» **TEXT TO READ**
* Start *
Research Interests

IUST Reverse Engineering Laboratory Research Interests

Foreword

Our laboraotry research interests lie in the areas of software engineering and compilers. I relate these two subjects through reverse engineering techniques. For the time being the main focus of my research is in software testing and reverse engineering. I use a mixture of compilers and statistical techniques and highly practical software engineering methods. I am interested in automated test data generation and fault localization. I have developed new methods and algorithms for detecting the domain of a program inputs rather than the inputs data, themselves. I believe that statistical approaches to fault localization are biased by the test sets and the bias could be avoided by applying the domain coverage criterion as a basis for evaluating the data sets. We have designed and developed some components to facilitate test data generation and automated fault localization. My main research areas are as following.

  • Software Engineering: Including software methodologies, software refactoring,  dashboard system design, key performance indicators, and graph analysis.
  • Software Testing: Including test data generation, domain testing, fuzz testing, and performance testing.
  • Software Debugging: Including automatic fault localization, defect prediction, and automatic software repair.

For a brief description of my research activities, please refer to our research laboratory. If you are interested in pure research in software testing, especially at the Ph.D. level, you may contact me through my email, parsa@iust.ac.ir.

Regards,

Saeed Parsa,  Associate professor at Iran University of Science and Technology.
* End *
[Source data]
* Start *
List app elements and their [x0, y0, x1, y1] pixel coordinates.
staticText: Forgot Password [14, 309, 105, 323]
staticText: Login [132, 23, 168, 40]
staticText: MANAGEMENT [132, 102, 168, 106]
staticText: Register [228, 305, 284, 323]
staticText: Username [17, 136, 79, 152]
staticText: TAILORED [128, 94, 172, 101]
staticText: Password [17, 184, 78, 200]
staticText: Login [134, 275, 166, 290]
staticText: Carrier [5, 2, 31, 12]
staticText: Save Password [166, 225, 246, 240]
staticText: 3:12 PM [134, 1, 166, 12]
* End *
» **AIM**
From the research interests page, write out word for word the passage from "For a brief" up to and including "my email, parsa@iust.ac.ir.".

» **THE ANSWER**
For a brief description of my research activities, please refer to our research laboratory. If you are interested in pure research in software testing, especially at the Ph.D. level, you may contact me through my email, parsa@iust.ac.ir.